(Stored entries)
..........
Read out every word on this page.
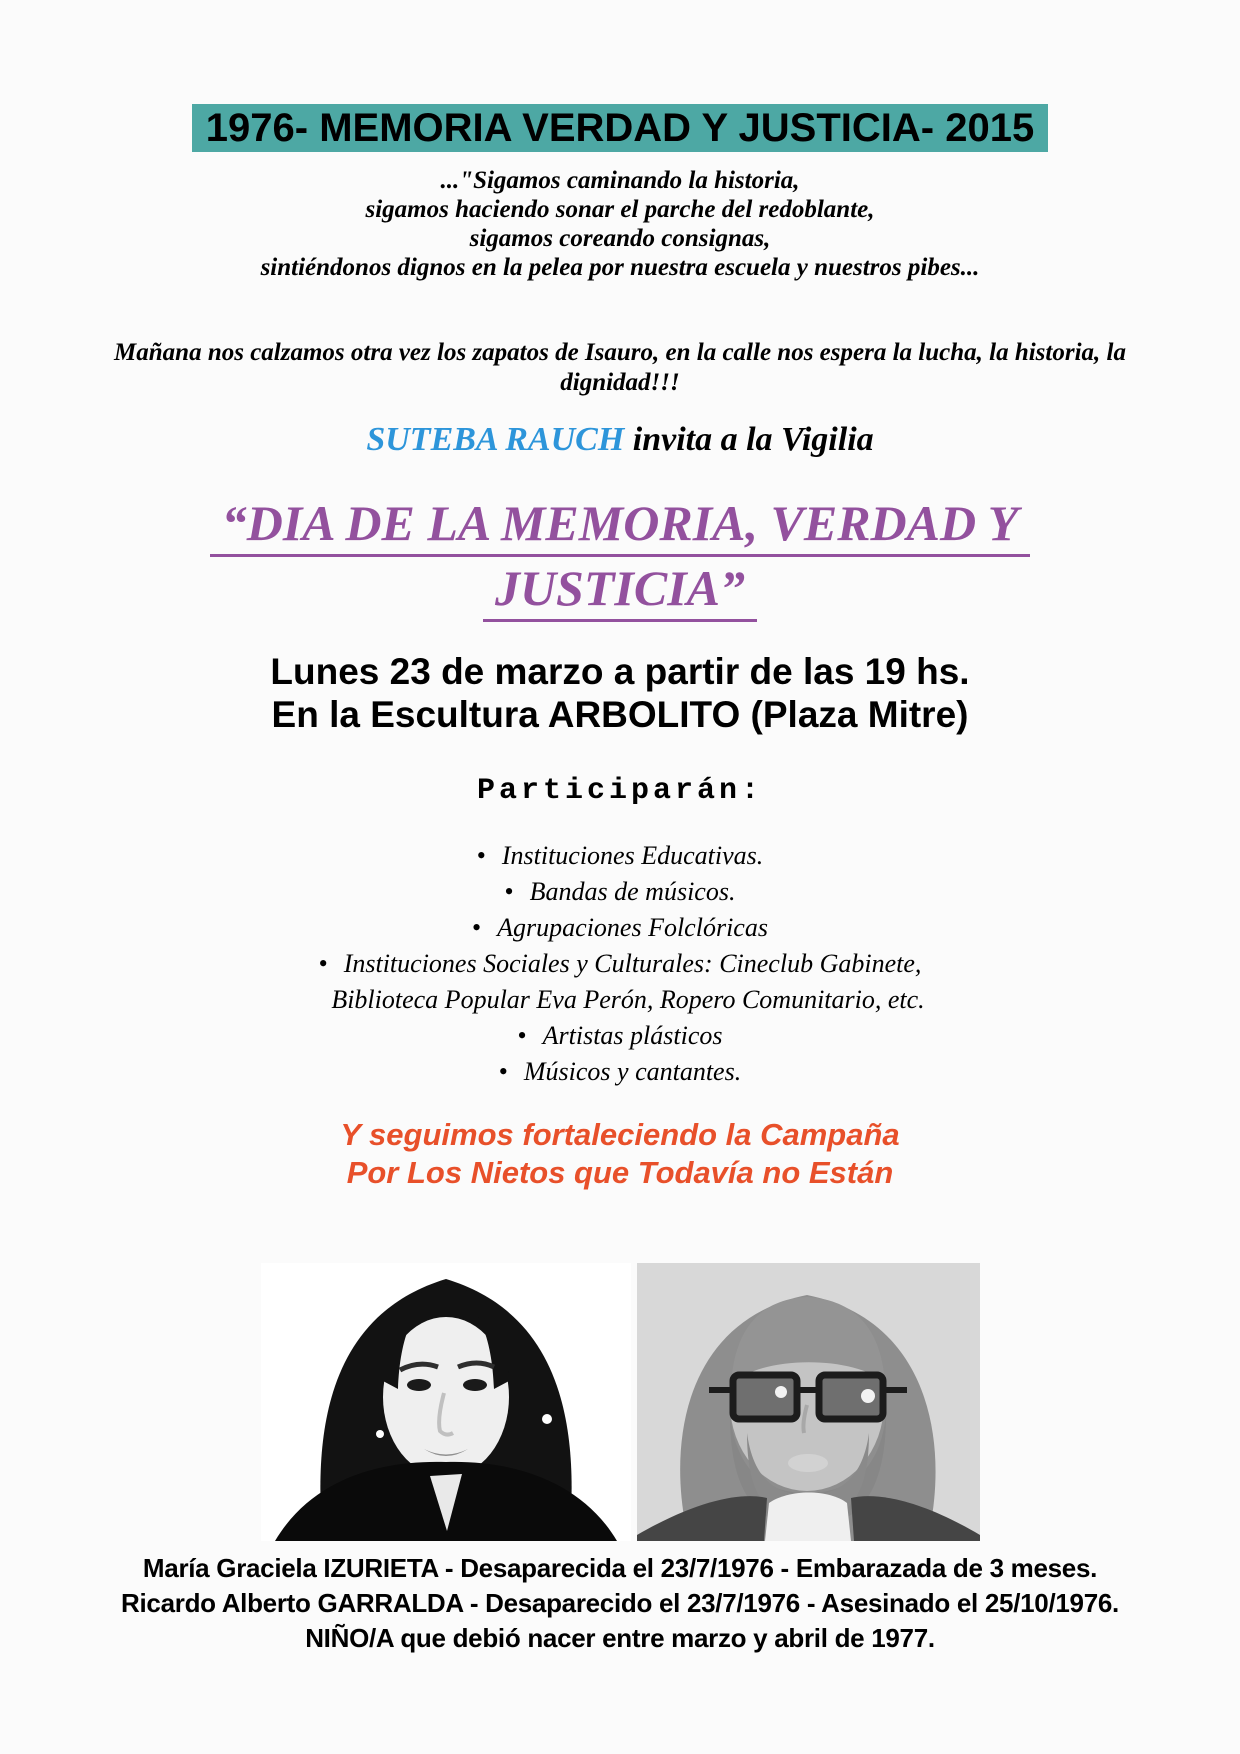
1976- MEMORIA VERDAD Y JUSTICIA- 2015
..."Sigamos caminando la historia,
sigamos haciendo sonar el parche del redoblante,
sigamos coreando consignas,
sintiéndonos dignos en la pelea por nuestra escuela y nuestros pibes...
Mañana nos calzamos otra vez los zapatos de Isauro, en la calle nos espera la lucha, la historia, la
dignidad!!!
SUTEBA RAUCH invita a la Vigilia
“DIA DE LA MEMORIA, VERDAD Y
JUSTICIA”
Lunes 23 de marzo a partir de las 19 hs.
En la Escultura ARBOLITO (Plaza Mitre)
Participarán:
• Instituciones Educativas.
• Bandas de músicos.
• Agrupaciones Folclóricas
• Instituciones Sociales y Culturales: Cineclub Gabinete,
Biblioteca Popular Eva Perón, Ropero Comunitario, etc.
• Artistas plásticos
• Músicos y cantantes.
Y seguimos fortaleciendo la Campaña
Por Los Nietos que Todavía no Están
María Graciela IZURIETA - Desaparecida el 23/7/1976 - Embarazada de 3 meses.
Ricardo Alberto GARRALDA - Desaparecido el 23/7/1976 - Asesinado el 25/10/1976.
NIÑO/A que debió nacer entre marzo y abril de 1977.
..........
- Exercise objective
Print the records above exactly as they stand, but leave out the pictures.

- Answer to this exercise
Read out every word on this page.
1976- MEMORIA VERDAD Y JUSTICIA- 2015
..."Sigamos caminando la historia,
sigamos haciendo sonar el parche del redoblante,
sigamos coreando consignas,
sintiéndonos dignos en la pelea por nuestra escuela y nuestros pibes...
Mañana nos calzamos otra vez los zapatos de Isauro, en la calle nos espera la lucha, la historia, la
dignidad!!!
SUTEBA RAUCH invita a la Vigilia
“DIA DE LA MEMORIA, VERDAD Y
JUSTICIA”
Lunes 23 de marzo a partir de las 19 hs.
En la Escultura ARBOLITO (Plaza Mitre)
Participarán:
• Instituciones Educativas.
• Bandas de músicos.
• Agrupaciones Folclóricas
• Instituciones Sociales y Culturales: Cineclub Gabinete,
Biblioteca Popular Eva Perón, Ropero Comunitario, etc.
• Artistas plásticos
• Músicos y cantantes.
Y seguimos fortaleciendo la Campaña
Por Los Nietos que Todavía no Están
María Graciela IZURIETA - Desaparecida el 23/7/1976 - Embarazada de 3 meses.
Ricardo Alberto GARRALDA - Desaparecido el 23/7/1976 - Asesinado el 25/10/1976.
NIÑO/A que debió nacer entre marzo y abril de 1977.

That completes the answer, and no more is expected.